(Data entries for graphics)
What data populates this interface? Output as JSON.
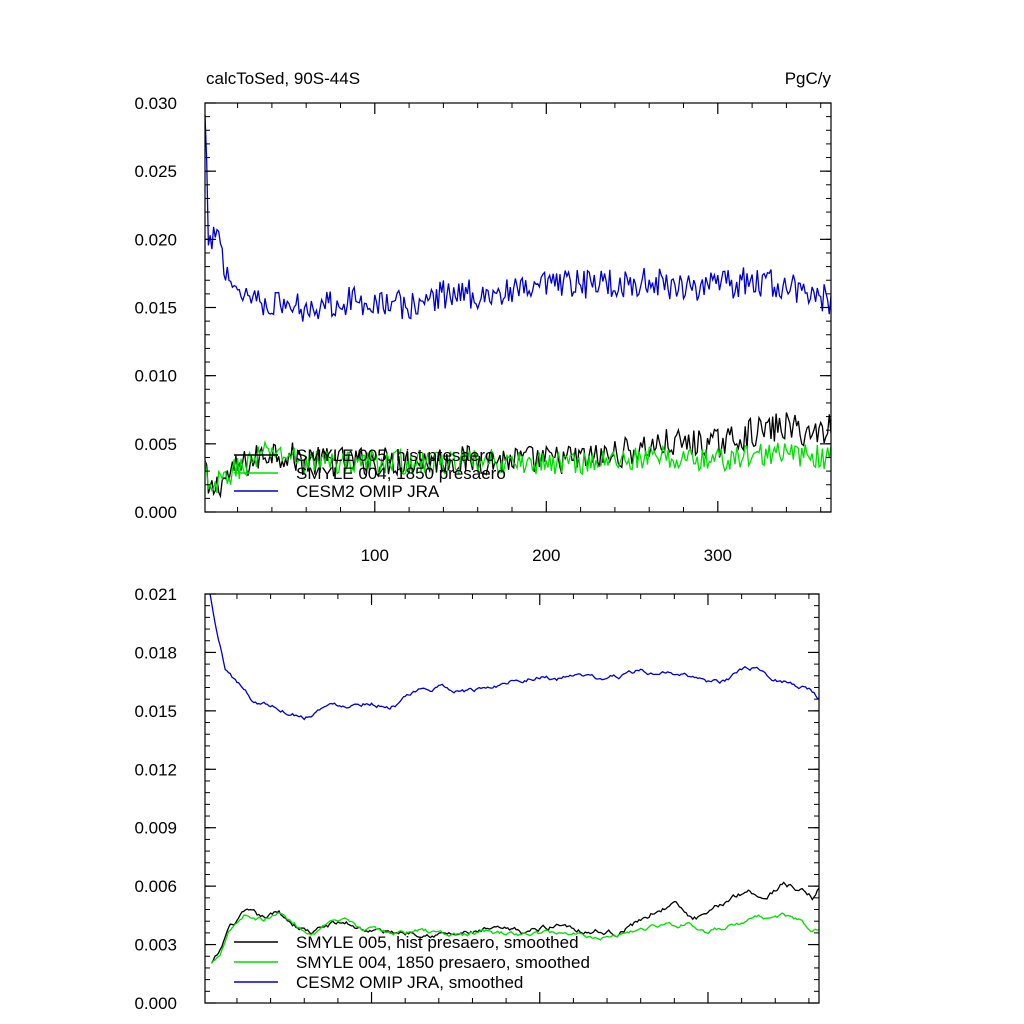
{
  "chart_data": [
    {
      "type": "line",
      "title_left": "calcToSed, 90S-44S",
      "title_right": "PgC/y",
      "xlabel": "",
      "ylabel": "",
      "xlim": [
        1,
        366
      ],
      "ylim": [
        0.0,
        0.03
      ],
      "x_ticks": [
        100,
        200,
        300
      ],
      "x_tick_labels": [
        "100",
        "200",
        "300"
      ],
      "y_ticks": [
        0.0,
        0.005,
        0.01,
        0.015,
        0.02,
        0.025,
        0.03
      ],
      "y_tick_labels": [
        "0.000",
        "0.005",
        "0.010",
        "0.015",
        "0.020",
        "0.025",
        "0.030"
      ],
      "legend_placement": "bottom-left",
      "series": [
        {
          "name": "SMYLE 005, hist presaero",
          "color": "#000000",
          "noise": 0.0011,
          "points": [
            [
              1,
              0.0035
            ],
            [
              3,
              0.0013
            ],
            [
              10,
              0.0022
            ],
            [
              20,
              0.0032
            ],
            [
              40,
              0.0045
            ],
            [
              60,
              0.0037
            ],
            [
              100,
              0.0037
            ],
            [
              150,
              0.0038
            ],
            [
              200,
              0.0038
            ],
            [
              230,
              0.004
            ],
            [
              250,
              0.0045
            ],
            [
              270,
              0.005
            ],
            [
              300,
              0.005
            ],
            [
              320,
              0.0058
            ],
            [
              340,
              0.0063
            ],
            [
              355,
              0.0057
            ],
            [
              366,
              0.0063
            ]
          ]
        },
        {
          "name": "SMYLE 004, 1850 presaero",
          "color": "#00dd00",
          "noise": 0.0009,
          "points": [
            [
              1,
              0.0035
            ],
            [
              3,
              0.0013
            ],
            [
              10,
              0.0022
            ],
            [
              20,
              0.0032
            ],
            [
              40,
              0.0045
            ],
            [
              60,
              0.0037
            ],
            [
              100,
              0.0037
            ],
            [
              150,
              0.0036
            ],
            [
              200,
              0.0036
            ],
            [
              230,
              0.0037
            ],
            [
              260,
              0.004
            ],
            [
              300,
              0.0038
            ],
            [
              330,
              0.0043
            ],
            [
              366,
              0.004
            ]
          ]
        },
        {
          "name": "CESM2 OMIP JRA",
          "color": "#0000cc",
          "noise": 0.0011,
          "points": [
            [
              1,
              0.0288
            ],
            [
              2,
              0.0255
            ],
            [
              3,
              0.0185
            ],
            [
              5,
              0.02
            ],
            [
              7,
              0.021
            ],
            [
              10,
              0.0195
            ],
            [
              15,
              0.017
            ],
            [
              25,
              0.016
            ],
            [
              40,
              0.0153
            ],
            [
              60,
              0.015
            ],
            [
              80,
              0.0155
            ],
            [
              100,
              0.0155
            ],
            [
              120,
              0.015
            ],
            [
              140,
              0.016
            ],
            [
              160,
              0.016
            ],
            [
              180,
              0.016
            ],
            [
              200,
              0.0165
            ],
            [
              230,
              0.0168
            ],
            [
              260,
              0.0168
            ],
            [
              300,
              0.0165
            ],
            [
              320,
              0.017
            ],
            [
              340,
              0.0165
            ],
            [
              366,
              0.0155
            ]
          ]
        }
      ]
    },
    {
      "type": "line",
      "xlabel": "",
      "ylabel": "",
      "xlim": [
        1,
        366
      ],
      "ylim": [
        0.0,
        0.021
      ],
      "x_ticks": [
        100,
        200,
        300
      ],
      "y_ticks": [
        0.0,
        0.003,
        0.006,
        0.009,
        0.012,
        0.015,
        0.018,
        0.021
      ],
      "y_tick_labels": [
        "0.000",
        "0.003",
        "0.006",
        "0.009",
        "0.012",
        "0.015",
        "0.018",
        "0.021"
      ],
      "legend_placement": "bottom-left",
      "series": [
        {
          "name": "SMYLE 005, hist presaero, smoothed",
          "color": "#000000",
          "noise": 0.00022,
          "points": [
            [
              5,
              0.002
            ],
            [
              10,
              0.0026
            ],
            [
              15,
              0.0038
            ],
            [
              25,
              0.0046
            ],
            [
              35,
              0.0043
            ],
            [
              45,
              0.0046
            ],
            [
              55,
              0.004
            ],
            [
              65,
              0.0036
            ],
            [
              75,
              0.004
            ],
            [
              85,
              0.0041
            ],
            [
              95,
              0.0038
            ],
            [
              110,
              0.0036
            ],
            [
              130,
              0.0037
            ],
            [
              150,
              0.0035
            ],
            [
              170,
              0.0037
            ],
            [
              190,
              0.0036
            ],
            [
              205,
              0.0039
            ],
            [
              215,
              0.0041
            ],
            [
              225,
              0.0038
            ],
            [
              235,
              0.0037
            ],
            [
              245,
              0.0036
            ],
            [
              255,
              0.004
            ],
            [
              270,
              0.0048
            ],
            [
              280,
              0.0051
            ],
            [
              290,
              0.0043
            ],
            [
              300,
              0.0044
            ],
            [
              315,
              0.0055
            ],
            [
              325,
              0.0058
            ],
            [
              335,
              0.0054
            ],
            [
              345,
              0.0062
            ],
            [
              355,
              0.0058
            ],
            [
              362,
              0.0054
            ],
            [
              366,
              0.006
            ]
          ]
        },
        {
          "name": "SMYLE 004, 1850 presaero, smoothed",
          "color": "#00dd00",
          "noise": 0.00018,
          "points": [
            [
              5,
              0.002
            ],
            [
              10,
              0.0026
            ],
            [
              15,
              0.0038
            ],
            [
              25,
              0.0046
            ],
            [
              35,
              0.0043
            ],
            [
              45,
              0.0046
            ],
            [
              55,
              0.004
            ],
            [
              65,
              0.0036
            ],
            [
              75,
              0.004
            ],
            [
              85,
              0.0041
            ],
            [
              95,
              0.0038
            ],
            [
              110,
              0.0036
            ],
            [
              130,
              0.0037
            ],
            [
              150,
              0.0035
            ],
            [
              170,
              0.0036
            ],
            [
              190,
              0.0035
            ],
            [
              205,
              0.0036
            ],
            [
              220,
              0.0036
            ],
            [
              240,
              0.0034
            ],
            [
              255,
              0.0037
            ],
            [
              270,
              0.004
            ],
            [
              290,
              0.0041
            ],
            [
              300,
              0.0036
            ],
            [
              315,
              0.0039
            ],
            [
              330,
              0.0043
            ],
            [
              345,
              0.0045
            ],
            [
              355,
              0.0042
            ],
            [
              362,
              0.0036
            ],
            [
              366,
              0.0038
            ]
          ]
        },
        {
          "name": "CESM2 OMIP JRA, smoothed",
          "color": "#0000cc",
          "noise": 0.00018,
          "points": [
            [
              4,
              0.021
            ],
            [
              8,
              0.019
            ],
            [
              13,
              0.0172
            ],
            [
              20,
              0.0165
            ],
            [
              30,
              0.0155
            ],
            [
              40,
              0.0153
            ],
            [
              50,
              0.015
            ],
            [
              60,
              0.0147
            ],
            [
              70,
              0.0152
            ],
            [
              80,
              0.0153
            ],
            [
              90,
              0.0154
            ],
            [
              100,
              0.0155
            ],
            [
              110,
              0.0152
            ],
            [
              120,
              0.0156
            ],
            [
              130,
              0.016
            ],
            [
              140,
              0.0162
            ],
            [
              150,
              0.0161
            ],
            [
              160,
              0.016
            ],
            [
              170,
              0.0162
            ],
            [
              180,
              0.0165
            ],
            [
              190,
              0.0167
            ],
            [
              200,
              0.0168
            ],
            [
              210,
              0.0166
            ],
            [
              220,
              0.0168
            ],
            [
              235,
              0.0166
            ],
            [
              250,
              0.0168
            ],
            [
              260,
              0.0171
            ],
            [
              270,
              0.0167
            ],
            [
              280,
              0.0169
            ],
            [
              290,
              0.0168
            ],
            [
              300,
              0.0165
            ],
            [
              310,
              0.0165
            ],
            [
              320,
              0.017
            ],
            [
              330,
              0.0172
            ],
            [
              340,
              0.0167
            ],
            [
              350,
              0.0164
            ],
            [
              360,
              0.0162
            ],
            [
              366,
              0.0156
            ]
          ]
        }
      ]
    }
  ]
}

THE EXERCISE ▸ Which lines include "hist"? Copy each of them out.

THE COMPLETED TASK ▸
          "name": "SMYLE 005, hist presaero",
          "name": "SMYLE 005, hist presaero, smoothed",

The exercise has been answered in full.